Could you print all the entries exactly?

Collected data ->
::::::::
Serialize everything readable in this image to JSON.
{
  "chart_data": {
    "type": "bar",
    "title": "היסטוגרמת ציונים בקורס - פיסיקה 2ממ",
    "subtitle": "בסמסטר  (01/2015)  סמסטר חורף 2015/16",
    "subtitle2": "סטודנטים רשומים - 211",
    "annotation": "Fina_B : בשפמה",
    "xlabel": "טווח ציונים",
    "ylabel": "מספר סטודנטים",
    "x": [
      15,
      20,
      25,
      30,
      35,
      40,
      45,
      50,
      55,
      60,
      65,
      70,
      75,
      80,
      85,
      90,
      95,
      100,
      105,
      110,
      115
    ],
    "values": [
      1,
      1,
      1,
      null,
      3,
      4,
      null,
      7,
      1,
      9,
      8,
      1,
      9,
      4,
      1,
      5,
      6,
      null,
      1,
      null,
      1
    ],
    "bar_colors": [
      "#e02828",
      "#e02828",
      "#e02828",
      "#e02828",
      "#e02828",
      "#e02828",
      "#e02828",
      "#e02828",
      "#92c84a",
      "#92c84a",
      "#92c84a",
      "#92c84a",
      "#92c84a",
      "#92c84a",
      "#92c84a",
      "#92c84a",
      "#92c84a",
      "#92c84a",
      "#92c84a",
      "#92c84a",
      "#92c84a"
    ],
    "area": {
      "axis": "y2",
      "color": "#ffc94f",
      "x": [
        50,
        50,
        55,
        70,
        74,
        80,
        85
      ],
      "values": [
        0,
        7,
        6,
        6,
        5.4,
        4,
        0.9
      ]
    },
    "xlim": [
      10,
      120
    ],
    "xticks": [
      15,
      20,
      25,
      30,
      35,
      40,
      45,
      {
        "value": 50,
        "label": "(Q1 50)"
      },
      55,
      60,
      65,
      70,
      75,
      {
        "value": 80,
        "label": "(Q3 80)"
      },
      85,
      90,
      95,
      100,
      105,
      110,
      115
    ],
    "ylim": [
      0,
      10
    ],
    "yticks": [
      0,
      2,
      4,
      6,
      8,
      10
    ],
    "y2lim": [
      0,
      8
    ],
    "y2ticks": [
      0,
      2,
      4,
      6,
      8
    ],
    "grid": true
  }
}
::::::::
FULL SOLUTION ->
Serialize everything readable in this image to JSON.
{
  "chart_data": {
    "type": "bar",
    "title": "היסטוגרמת ציונים בקורס - פיסיקה 2ממ",
    "subtitle": "בסמסטר  (01/2015)  סמסטר חורף 2015/16",
    "subtitle2": "סטודנטים רשומים - 211",
    "annotation": "Fina_B : בשפמה",
    "xlabel": "טווח ציונים",
    "ylabel": "מספר סטודנטים",
    "x": [
      15,
      20,
      25,
      30,
      35,
      40,
      45,
      50,
      55,
      60,
      65,
      70,
      75,
      80,
      85,
      90,
      95,
      100,
      105,
      110,
      115
    ],
    "values": [
      1,
      1,
      1,
      null,
      3,
      4,
      null,
      7,
      1,
      9,
      8,
      1,
      9,
      4,
      1,
      5,
      6,
      null,
      1,
      null,
      1
    ],
    "bar_colors": [
      "#e02828",
      "#e02828",
      "#e02828",
      "#e02828",
      "#e02828",
      "#e02828",
      "#e02828",
      "#e02828",
      "#92c84a",
      "#92c84a",
      "#92c84a",
      "#92c84a",
      "#92c84a",
      "#92c84a",
      "#92c84a",
      "#92c84a",
      "#92c84a",
      "#92c84a",
      "#92c84a",
      "#92c84a",
      "#92c84a"
    ],
    "area": {
      "axis": "y2",
      "color": "#ffc94f",
      "x": [
        50,
        50,
        55,
        70,
        74,
        80,
        85
      ],
      "values": [
        0,
        7,
        6,
        6,
        5.4,
        4,
        0.9
      ]
    },
    "xlim": [
      10,
      120
    ],
    "xticks": [
      15,
      20,
      25,
      30,
      35,
      40,
      45,
      {
        "value": 50,
        "label": "(Q1 50)"
      },
      55,
      60,
      65,
      70,
      75,
      {
        "value": 80,
        "label": "(Q3 80)"
      },
      85,
      90,
      95,
      100,
      105,
      110,
      115
    ],
    "ylim": [
      0,
      10
    ],
    "yticks": [
      0,
      2,
      4,
      6,
      8,
      10
    ],
    "y2lim": [
      0,
      8
    ],
    "y2ticks": [
      0,
      2,
      4,
      6,
      8
    ],
    "grid": true
  }
}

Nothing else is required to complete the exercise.